Saved entries:
______________________________
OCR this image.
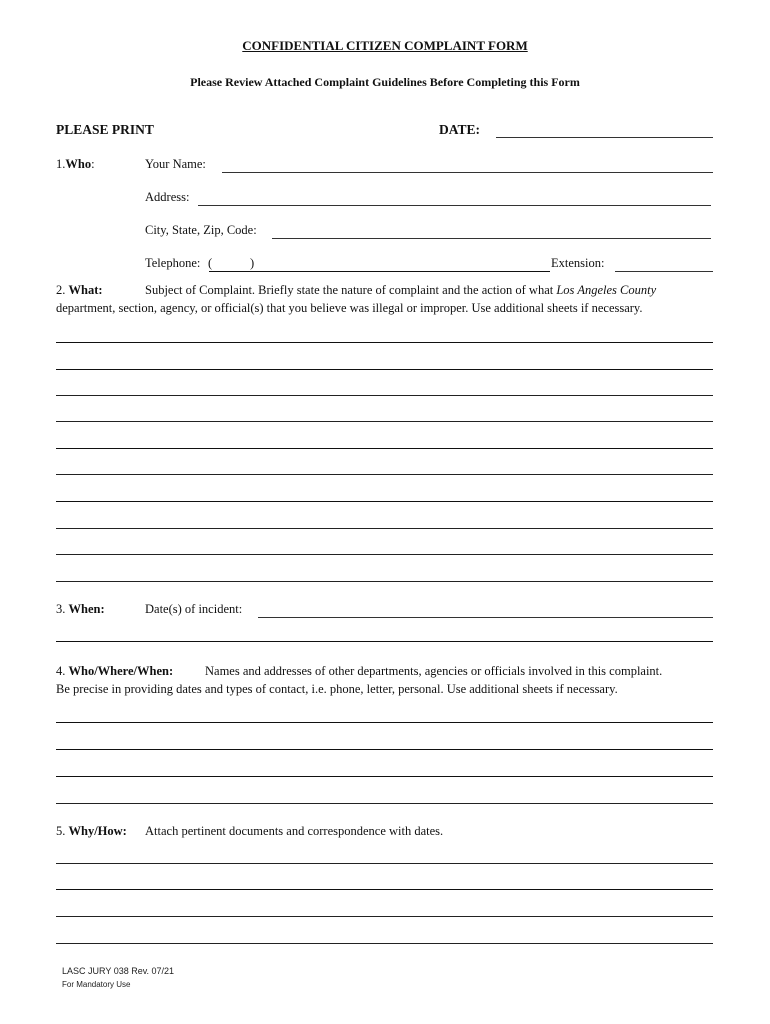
CONFIDENTIAL CITIZEN COMPLAINT FORM
Please Review Attached Complaint Guidelines Before Completing this Form
PLEASE PRINT	DATE:
1.Who:	Your Name:
Address:
City, State, Zip, Code:
Telephone: (	)	Extension:
2. What:	Subject of Complaint. Briefly state the nature of complaint and the action of what Los Angeles County
department, section, agency, or official(s) that you believe was illegal or improper. Use additional sheets if necessary.
3. When:	Date(s) of incident:
4. Who/Where/When:	Names and addresses of other departments, agencies or officials involved in this complaint.
Be precise in providing dates and types of contact, i.e. phone, letter, personal. Use additional sheets if necessary.
5. Why/How: Attach pertinent documents and correspondence with dates.
LASC JURY 038 Rev. 07/21
For Mandatory Use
______________________________
| WHAT YOU ARE ASKED TO DO |
Copy every line of the data exactly as written, excluding the pictures.

| THE RESPONSE |
OCR this image.
CONFIDENTIAL CITIZEN COMPLAINT FORM
Please Review Attached Complaint Guidelines Before Completing this Form
PLEASE PRINT	DATE:
1.Who:	Your Name:
Address:
City, State, Zip, Code:
Telephone: (	)	Extension:
2. What:	Subject of Complaint. Briefly state the nature of complaint and the action of what Los Angeles County
department, section, agency, or official(s) that you believe was illegal or improper. Use additional sheets if necessary.
3. When:	Date(s) of incident:
4. Who/Where/When:	Names and addresses of other departments, agencies or officials involved in this complaint.
Be precise in providing dates and types of contact, i.e. phone, letter, personal. Use additional sheets if necessary.
5. Why/How: Attach pertinent documents and correspondence with dates.
LASC JURY 038 Rev. 07/21
For Mandatory Use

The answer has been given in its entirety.